- EXERCISE TASKS -
• a. List every HTML tag that the issue report refers to by its tag name.
• b. Reproduce the issue report word for word, from "Text in certain elements isn't replaced #62" up to and including "such as blink.".

- DOCUMENT EXCERPT -
● ● ●

Text in certain elements isn't replaced

vessillo / foxreplace

Automatically exported from code.google.com/p/foxreplace

0 stars 0 forks source link

Text in certain elements isn't replaced #62

Closed GoogleCodeExporter closed 9 years ago

GoogleCodeExporter commented 9 years ago

In FoxReplace assumes that webpage authors adhere more strictly to the HTML 
specification than is in fact the case. In particular, there are some HTML 
elements which are not technically supposed to contain text, but which many 
people do use in that way. For instance, ul and ol are only supposed to have 
text in their children, but many people put headings within the list before any 
list items. FoxReplace will not handle this correctly. FoxReplace also doesn't 
support text replacement within non-standard tags such as blink.

● ● ●

- INFORMATION PROVIDED -

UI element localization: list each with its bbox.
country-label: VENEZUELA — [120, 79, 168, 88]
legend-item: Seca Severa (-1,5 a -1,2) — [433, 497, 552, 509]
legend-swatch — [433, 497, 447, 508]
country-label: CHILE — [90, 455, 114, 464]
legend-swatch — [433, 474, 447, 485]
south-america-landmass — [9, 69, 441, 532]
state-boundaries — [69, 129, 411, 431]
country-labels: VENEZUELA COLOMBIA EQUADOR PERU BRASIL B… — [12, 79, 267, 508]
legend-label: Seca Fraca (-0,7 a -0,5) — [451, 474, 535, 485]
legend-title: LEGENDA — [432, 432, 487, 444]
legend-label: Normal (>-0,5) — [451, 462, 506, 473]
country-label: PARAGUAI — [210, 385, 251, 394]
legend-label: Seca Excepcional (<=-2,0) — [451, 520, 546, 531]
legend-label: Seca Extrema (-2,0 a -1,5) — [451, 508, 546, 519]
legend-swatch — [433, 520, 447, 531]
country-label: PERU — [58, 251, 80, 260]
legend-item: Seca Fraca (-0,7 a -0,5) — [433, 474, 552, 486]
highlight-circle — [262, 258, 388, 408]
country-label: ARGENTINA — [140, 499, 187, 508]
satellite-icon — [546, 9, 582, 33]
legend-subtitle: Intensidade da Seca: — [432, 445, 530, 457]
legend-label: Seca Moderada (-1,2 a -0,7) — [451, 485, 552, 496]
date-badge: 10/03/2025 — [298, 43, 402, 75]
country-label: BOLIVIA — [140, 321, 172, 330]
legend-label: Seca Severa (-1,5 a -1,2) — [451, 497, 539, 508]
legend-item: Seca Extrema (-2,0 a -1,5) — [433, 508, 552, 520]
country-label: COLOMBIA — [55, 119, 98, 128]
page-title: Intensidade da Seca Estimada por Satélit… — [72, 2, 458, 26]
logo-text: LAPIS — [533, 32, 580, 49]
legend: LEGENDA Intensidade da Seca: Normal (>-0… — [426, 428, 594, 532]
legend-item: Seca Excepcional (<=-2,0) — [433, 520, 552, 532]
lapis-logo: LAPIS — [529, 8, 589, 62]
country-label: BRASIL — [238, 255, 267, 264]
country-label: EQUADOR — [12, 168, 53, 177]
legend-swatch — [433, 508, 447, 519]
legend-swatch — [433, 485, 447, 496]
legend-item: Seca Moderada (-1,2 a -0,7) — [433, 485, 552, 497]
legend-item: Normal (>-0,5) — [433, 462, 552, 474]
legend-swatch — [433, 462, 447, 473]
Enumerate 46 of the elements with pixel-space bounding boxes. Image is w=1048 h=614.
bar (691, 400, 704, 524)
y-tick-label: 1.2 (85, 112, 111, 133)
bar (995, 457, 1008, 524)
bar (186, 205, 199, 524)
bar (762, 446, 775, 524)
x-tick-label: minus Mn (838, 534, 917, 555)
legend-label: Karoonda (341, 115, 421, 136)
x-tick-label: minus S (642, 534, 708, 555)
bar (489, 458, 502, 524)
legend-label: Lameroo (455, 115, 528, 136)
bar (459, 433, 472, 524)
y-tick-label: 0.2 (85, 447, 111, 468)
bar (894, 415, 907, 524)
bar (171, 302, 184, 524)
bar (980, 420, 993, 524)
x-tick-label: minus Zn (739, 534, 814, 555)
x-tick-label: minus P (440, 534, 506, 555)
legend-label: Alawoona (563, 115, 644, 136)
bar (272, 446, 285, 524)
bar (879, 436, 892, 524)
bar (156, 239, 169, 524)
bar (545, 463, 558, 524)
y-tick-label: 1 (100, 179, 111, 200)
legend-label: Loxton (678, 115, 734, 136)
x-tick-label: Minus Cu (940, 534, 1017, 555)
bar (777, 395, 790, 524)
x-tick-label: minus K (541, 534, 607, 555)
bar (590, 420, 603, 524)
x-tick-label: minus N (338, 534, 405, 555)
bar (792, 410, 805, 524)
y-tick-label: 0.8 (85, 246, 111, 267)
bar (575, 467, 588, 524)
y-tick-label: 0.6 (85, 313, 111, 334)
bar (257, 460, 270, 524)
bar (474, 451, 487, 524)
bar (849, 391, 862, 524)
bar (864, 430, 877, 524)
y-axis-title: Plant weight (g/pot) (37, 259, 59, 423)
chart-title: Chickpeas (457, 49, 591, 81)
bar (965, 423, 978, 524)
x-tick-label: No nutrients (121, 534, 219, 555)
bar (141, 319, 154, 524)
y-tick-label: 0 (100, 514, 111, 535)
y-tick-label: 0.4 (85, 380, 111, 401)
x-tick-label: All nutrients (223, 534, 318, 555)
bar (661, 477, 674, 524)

● ● ●

- WRITTEN ANSWERS -
• a. ul, ol, blink

• b.
Text in certain elements isn't replaced #62

Closed GoogleCodeExporter closed 9 years ago

GoogleCodeExporter commented 9 years ago

In FoxReplace assumes that webpage authors adhere more strictly to the HTML 
specification than is in fact the case. In particular, there are some HTML 
elements which are not technically supposed to contain text, but which many 
people do use in that way. For instance, ul and ol are only supposed to have 
text in their children, but many people put headings within the list before any 
list items. FoxReplace will not handle this correctly. FoxReplace also doesn't 
support text replacement within non-standard tags such as blink.